Every record that follows should be printed verbatim.

--- begin Task material ---

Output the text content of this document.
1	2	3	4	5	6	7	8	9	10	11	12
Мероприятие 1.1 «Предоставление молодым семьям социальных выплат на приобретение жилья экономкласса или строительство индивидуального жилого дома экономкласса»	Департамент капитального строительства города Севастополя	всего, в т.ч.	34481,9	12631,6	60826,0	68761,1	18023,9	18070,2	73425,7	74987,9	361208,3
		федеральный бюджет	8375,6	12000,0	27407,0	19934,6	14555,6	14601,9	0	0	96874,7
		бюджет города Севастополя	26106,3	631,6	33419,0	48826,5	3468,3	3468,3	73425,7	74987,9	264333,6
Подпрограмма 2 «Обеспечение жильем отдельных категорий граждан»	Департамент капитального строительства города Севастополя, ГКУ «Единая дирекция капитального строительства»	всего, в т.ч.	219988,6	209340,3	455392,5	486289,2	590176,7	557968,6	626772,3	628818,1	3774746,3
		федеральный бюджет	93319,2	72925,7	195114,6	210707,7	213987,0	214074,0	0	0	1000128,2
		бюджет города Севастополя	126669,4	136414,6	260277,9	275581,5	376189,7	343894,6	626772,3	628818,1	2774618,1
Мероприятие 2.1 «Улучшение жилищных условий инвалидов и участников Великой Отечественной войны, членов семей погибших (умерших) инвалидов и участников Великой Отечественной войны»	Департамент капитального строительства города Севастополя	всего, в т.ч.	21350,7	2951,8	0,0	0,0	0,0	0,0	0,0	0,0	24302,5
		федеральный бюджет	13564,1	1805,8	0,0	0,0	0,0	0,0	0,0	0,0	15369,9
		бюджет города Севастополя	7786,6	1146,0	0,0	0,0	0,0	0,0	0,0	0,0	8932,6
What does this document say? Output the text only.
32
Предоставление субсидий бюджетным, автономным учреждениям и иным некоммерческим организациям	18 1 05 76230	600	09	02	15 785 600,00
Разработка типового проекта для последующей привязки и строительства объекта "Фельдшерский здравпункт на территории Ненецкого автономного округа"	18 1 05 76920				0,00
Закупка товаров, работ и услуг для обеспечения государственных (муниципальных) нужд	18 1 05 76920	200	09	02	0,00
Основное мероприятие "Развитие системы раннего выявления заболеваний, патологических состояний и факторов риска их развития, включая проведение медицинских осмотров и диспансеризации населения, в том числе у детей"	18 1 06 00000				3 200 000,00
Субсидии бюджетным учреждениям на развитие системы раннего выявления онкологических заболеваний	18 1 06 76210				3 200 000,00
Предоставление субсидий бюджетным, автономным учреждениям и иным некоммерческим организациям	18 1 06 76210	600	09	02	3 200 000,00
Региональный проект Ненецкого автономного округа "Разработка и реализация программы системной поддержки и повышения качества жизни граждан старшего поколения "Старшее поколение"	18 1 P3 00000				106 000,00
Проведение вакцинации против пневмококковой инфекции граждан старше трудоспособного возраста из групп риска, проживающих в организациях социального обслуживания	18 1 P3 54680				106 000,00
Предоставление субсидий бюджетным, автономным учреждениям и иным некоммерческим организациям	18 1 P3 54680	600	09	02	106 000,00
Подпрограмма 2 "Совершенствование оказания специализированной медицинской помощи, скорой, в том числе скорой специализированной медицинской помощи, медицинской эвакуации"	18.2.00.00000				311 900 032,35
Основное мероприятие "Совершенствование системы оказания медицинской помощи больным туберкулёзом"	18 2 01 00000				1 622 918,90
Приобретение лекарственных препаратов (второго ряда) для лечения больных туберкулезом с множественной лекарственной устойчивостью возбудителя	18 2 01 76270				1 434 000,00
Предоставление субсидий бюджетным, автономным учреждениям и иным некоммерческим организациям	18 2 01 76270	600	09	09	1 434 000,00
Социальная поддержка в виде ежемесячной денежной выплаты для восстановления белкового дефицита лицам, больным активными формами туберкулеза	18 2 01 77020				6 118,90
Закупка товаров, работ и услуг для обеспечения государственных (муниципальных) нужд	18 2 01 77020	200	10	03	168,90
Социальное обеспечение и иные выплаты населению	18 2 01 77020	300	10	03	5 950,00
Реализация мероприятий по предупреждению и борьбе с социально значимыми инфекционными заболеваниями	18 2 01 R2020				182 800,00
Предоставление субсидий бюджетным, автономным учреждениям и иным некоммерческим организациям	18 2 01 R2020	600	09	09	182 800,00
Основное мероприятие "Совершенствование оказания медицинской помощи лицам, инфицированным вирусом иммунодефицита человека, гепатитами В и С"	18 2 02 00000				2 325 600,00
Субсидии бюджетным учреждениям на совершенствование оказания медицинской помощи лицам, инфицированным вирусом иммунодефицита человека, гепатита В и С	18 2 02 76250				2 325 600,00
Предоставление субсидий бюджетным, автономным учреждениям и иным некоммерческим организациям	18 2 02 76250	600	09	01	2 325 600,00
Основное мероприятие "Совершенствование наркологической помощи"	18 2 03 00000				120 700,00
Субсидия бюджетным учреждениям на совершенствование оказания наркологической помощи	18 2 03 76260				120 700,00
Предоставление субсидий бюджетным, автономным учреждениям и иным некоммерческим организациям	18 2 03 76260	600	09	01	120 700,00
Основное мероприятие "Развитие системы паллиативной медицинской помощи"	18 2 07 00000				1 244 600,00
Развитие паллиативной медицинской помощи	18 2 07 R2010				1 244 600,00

--- end Task material ---

Final answer:
Output the text content of this document.
1	2	3	4	5	6	7	8	9	10	11	12
Мероприятие 1.1 «Предоставление молодым семьям социальных выплат на приобретение жилья экономкласса или строительство индивидуального жилого дома экономкласса»	Департамент капитального строительства города Севастополя	всего, в т.ч.	34481,9	12631,6	60826,0	68761,1	18023,9	18070,2	73425,7	74987,9	361208,3
		федеральный бюджет	8375,6	12000,0	27407,0	19934,6	14555,6	14601,9	0	0	96874,7
		бюджет города Севастополя	26106,3	631,6	33419,0	48826,5	3468,3	3468,3	73425,7	74987,9	264333,6
Подпрограмма 2 «Обеспечение жильем отдельных категорий граждан»	Департамент капитального строительства города Севастополя, ГКУ «Единая дирекция капитального строительства»	всего, в т.ч.	219988,6	209340,3	455392,5	486289,2	590176,7	557968,6	626772,3	628818,1	3774746,3
		федеральный бюджет	93319,2	72925,7	195114,6	210707,7	213987,0	214074,0	0	0	1000128,2
		бюджет города Севастополя	126669,4	136414,6	260277,9	275581,5	376189,7	343894,6	626772,3	628818,1	2774618,1
Мероприятие 2.1 «Улучшение жилищных условий инвалидов и участников Великой Отечественной войны, членов семей погибших (умерших) инвалидов и участников Великой Отечественной войны»	Департамент капитального строительства города Севастополя	всего, в т.ч.	21350,7	2951,8	0,0	0,0	0,0	0,0	0,0	0,0	24302,5
		федеральный бюджет	13564,1	1805,8	0,0	0,0	0,0	0,0	0,0	0,0	15369,9
		бюджет города Севастополя	7786,6	1146,0	0,0	0,0	0,0	0,0	0,0	0,0	8932,6
What does this document say? Output the text only.
32
Предоставление субсидий бюджетным, автономным учреждениям и иным некоммерческим организациям	18 1 05 76230	600	09	02	15 785 600,00
Разработка типового проекта для последующей привязки и строительства объекта "Фельдшерский здравпункт на территории Ненецкого автономного округа"	18 1 05 76920				0,00
Закупка товаров, работ и услуг для обеспечения государственных (муниципальных) нужд	18 1 05 76920	200	09	02	0,00
Основное мероприятие "Развитие системы раннего выявления заболеваний, патологических состояний и факторов риска их развития, включая проведение медицинских осмотров и диспансеризации населения, в том числе у детей"	18 1 06 00000				3 200 000,00
Субсидии бюджетным учреждениям на развитие системы раннего выявления онкологических заболеваний	18 1 06 76210				3 200 000,00
Предоставление субсидий бюджетным, автономным учреждениям и иным некоммерческим организациям	18 1 06 76210	600	09	02	3 200 000,00
Региональный проект Ненецкого автономного округа "Разработка и реализация программы системной поддержки и повышения качества жизни граждан старшего поколения "Старшее поколение"	18 1 P3 00000				106 000,00
Проведение вакцинации против пневмококковой инфекции граждан старше трудоспособного возраста из групп риска, проживающих в организациях социального обслуживания	18 1 P3 54680				106 000,00
Предоставление субсидий бюджетным, автономным учреждениям и иным некоммерческим организациям	18 1 P3 54680	600	09	02	106 000,00
Подпрограмма 2 "Совершенствование оказания специализированной медицинской помощи, скорой, в том числе скорой специализированной медицинской помощи, медицинской эвакуации"	18.2.00.00000				311 900 032,35
Основное мероприятие "Совершенствование системы оказания медицинской помощи больным туберкулёзом"	18 2 01 00000				1 622 918,90
Приобретение лекарственных препаратов (второго ряда) для лечения больных туберкулезом с множественной лекарственной устойчивостью возбудителя	18 2 01 76270				1 434 000,00
Предоставление субсидий бюджетным, автономным учреждениям и иным некоммерческим организациям	18 2 01 76270	600	09	09	1 434 000,00
Социальная поддержка в виде ежемесячной денежной выплаты для восстановления белкового дефицита лицам, больным активными формами туберкулеза	18 2 01 77020				6 118,90
Закупка товаров, работ и услуг для обеспечения государственных (муниципальных) нужд	18 2 01 77020	200	10	03	168,90
Социальное обеспечение и иные выплаты населению	18 2 01 77020	300	10	03	5 950,00
Реализация мероприятий по предупреждению и борьбе с социально значимыми инфекционными заболеваниями	18 2 01 R2020				182 800,00
Предоставление субсидий бюджетным, автономным учреждениям и иным некоммерческим организациям	18 2 01 R2020	600	09	09	182 800,00
Основное мероприятие "Совершенствование оказания медицинской помощи лицам, инфицированным вирусом иммунодефицита человека, гепатитами В и С"	18 2 02 00000				2 325 600,00
Субсидии бюджетным учреждениям на совершенствование оказания медицинской помощи лицам, инфицированным вирусом иммунодефицита человека, гепатита В и С	18 2 02 76250				2 325 600,00
Предоставление субсидий бюджетным, автономным учреждениям и иным некоммерческим организациям	18 2 02 76250	600	09	01	2 325 600,00
Основное мероприятие "Совершенствование наркологической помощи"	18 2 03 00000				120 700,00
Субсидия бюджетным учреждениям на совершенствование оказания наркологической помощи	18 2 03 76260				120 700,00
Предоставление субсидий бюджетным, автономным учреждениям и иным некоммерческим организациям	18 2 03 76260	600	09	01	120 700,00
Основное мероприятие "Развитие системы паллиативной медицинской помощи"	18 2 07 00000				1 244 600,00
Развитие паллиативной медицинской помощи	18 2 07 R2010				1 244 600,00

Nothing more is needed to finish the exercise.